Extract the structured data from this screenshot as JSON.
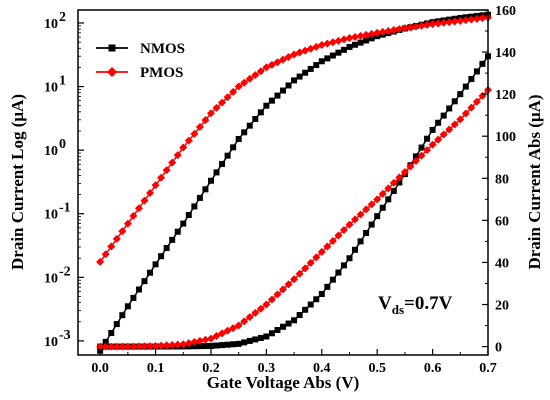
{
  "chart_data": {
    "type": "line",
    "title": "",
    "xlabel": "Gate Voltage Abs (V)",
    "ylabel_left": "Drain Current Log (μA)",
    "ylabel_right": "Drain Current Abs (μA)",
    "xlim": [
      -0.04,
      0.7
    ],
    "ylim_left_log": [
      0.0006,
      160
    ],
    "ylim_right": [
      -4,
      160
    ],
    "x_ticks": [
      0.0,
      0.1,
      0.2,
      0.3,
      0.4,
      0.5,
      0.6,
      0.7
    ],
    "x_tick_labels": [
      "0.0",
      "0.1",
      "0.2",
      "0.3",
      "0.4",
      "0.5",
      "0.6",
      "0.7"
    ],
    "y_left_ticks": [
      {
        "base": "10",
        "exp": "-3",
        "value": 0.001
      },
      {
        "base": "10",
        "exp": "-2",
        "value": 0.01
      },
      {
        "base": "10",
        "exp": "-1",
        "value": 0.1
      },
      {
        "base": "10",
        "exp": "0",
        "value": 1
      },
      {
        "base": "10",
        "exp": "1",
        "value": 10
      },
      {
        "base": "10",
        "exp": "2",
        "value": 100
      }
    ],
    "y_right_ticks": [
      0,
      20,
      40,
      60,
      80,
      100,
      120,
      140,
      160
    ],
    "y_right_tick_labels": [
      "0",
      "20",
      "40",
      "60",
      "80",
      "100",
      "120",
      "140",
      "160"
    ],
    "legend_position": "top-left",
    "annotation": {
      "main": "V",
      "sub": "ds",
      "rest": "=0.7V"
    },
    "series": [
      {
        "name": "NMOS",
        "color": "#000000",
        "marker": "square",
        "x": [
          0.0,
          0.05,
          0.1,
          0.15,
          0.2,
          0.25,
          0.3,
          0.35,
          0.4,
          0.45,
          0.5,
          0.55,
          0.6,
          0.65,
          0.7
        ],
        "log_scale_values": [
          0.0007,
          0.0035,
          0.016,
          0.07,
          0.33,
          1.5,
          5.0,
          12.5,
          25,
          42,
          62,
          82,
          103,
          120,
          135
        ],
        "linear_scale_values": [
          0,
          0,
          0.02,
          0.07,
          0.3,
          1.3,
          4.8,
          12.5,
          25,
          42,
          62,
          82,
          103,
          120,
          138
        ]
      },
      {
        "name": "PMOS",
        "color": "#ff0000",
        "marker": "diamond",
        "x": [
          0.0,
          0.05,
          0.1,
          0.15,
          0.2,
          0.25,
          0.3,
          0.35,
          0.4,
          0.45,
          0.5,
          0.55,
          0.6,
          0.65,
          0.7
        ],
        "log_scale_values": [
          0.0175,
          0.07,
          0.28,
          1.1,
          3.8,
          10,
          20,
          32,
          45,
          58,
          70,
          83,
          96,
          108,
          122
        ],
        "linear_scale_values": [
          0,
          0,
          0.3,
          1.1,
          3.8,
          10,
          20,
          32,
          45,
          58,
          70,
          83,
          96,
          108,
          122
        ]
      }
    ]
  }
}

§ TASK GOAL
Output the entries above exactly. Drop the pictures.

§ FINAL ANSWER
Extract the structured data from this screenshot as JSON.
{
  "chart_data": {
    "type": "line",
    "title": "",
    "xlabel": "Gate Voltage Abs (V)",
    "ylabel_left": "Drain Current Log (μA)",
    "ylabel_right": "Drain Current Abs (μA)",
    "xlim": [
      -0.04,
      0.7
    ],
    "ylim_left_log": [
      0.0006,
      160
    ],
    "ylim_right": [
      -4,
      160
    ],
    "x_ticks": [
      0.0,
      0.1,
      0.2,
      0.3,
      0.4,
      0.5,
      0.6,
      0.7
    ],
    "x_tick_labels": [
      "0.0",
      "0.1",
      "0.2",
      "0.3",
      "0.4",
      "0.5",
      "0.6",
      "0.7"
    ],
    "y_left_ticks": [
      {
        "base": "10",
        "exp": "-3",
        "value": 0.001
      },
      {
        "base": "10",
        "exp": "-2",
        "value": 0.01
      },
      {
        "base": "10",
        "exp": "-1",
        "value": 0.1
      },
      {
        "base": "10",
        "exp": "0",
        "value": 1
      },
      {
        "base": "10",
        "exp": "1",
        "value": 10
      },
      {
        "base": "10",
        "exp": "2",
        "value": 100
      }
    ],
    "y_right_ticks": [
      0,
      20,
      40,
      60,
      80,
      100,
      120,
      140,
      160
    ],
    "y_right_tick_labels": [
      "0",
      "20",
      "40",
      "60",
      "80",
      "100",
      "120",
      "140",
      "160"
    ],
    "legend_position": "top-left",
    "annotation": {
      "main": "V",
      "sub": "ds",
      "rest": "=0.7V"
    },
    "series": [
      {
        "name": "NMOS",
        "color": "#000000",
        "marker": "square",
        "x": [
          0.0,
          0.05,
          0.1,
          0.15,
          0.2,
          0.25,
          0.3,
          0.35,
          0.4,
          0.45,
          0.5,
          0.55,
          0.6,
          0.65,
          0.7
        ],
        "log_scale_values": [
          0.0007,
          0.0035,
          0.016,
          0.07,
          0.33,
          1.5,
          5.0,
          12.5,
          25,
          42,
          62,
          82,
          103,
          120,
          135
        ],
        "linear_scale_values": [
          0,
          0,
          0.02,
          0.07,
          0.3,
          1.3,
          4.8,
          12.5,
          25,
          42,
          62,
          82,
          103,
          120,
          138
        ]
      },
      {
        "name": "PMOS",
        "color": "#ff0000",
        "marker": "diamond",
        "x": [
          0.0,
          0.05,
          0.1,
          0.15,
          0.2,
          0.25,
          0.3,
          0.35,
          0.4,
          0.45,
          0.5,
          0.55,
          0.6,
          0.65,
          0.7
        ],
        "log_scale_values": [
          0.0175,
          0.07,
          0.28,
          1.1,
          3.8,
          10,
          20,
          32,
          45,
          58,
          70,
          83,
          96,
          108,
          122
        ],
        "linear_scale_values": [
          0,
          0,
          0.3,
          1.1,
          3.8,
          10,
          20,
          32,
          45,
          58,
          70,
          83,
          96,
          108,
          122
        ]
      }
    ]
  }
}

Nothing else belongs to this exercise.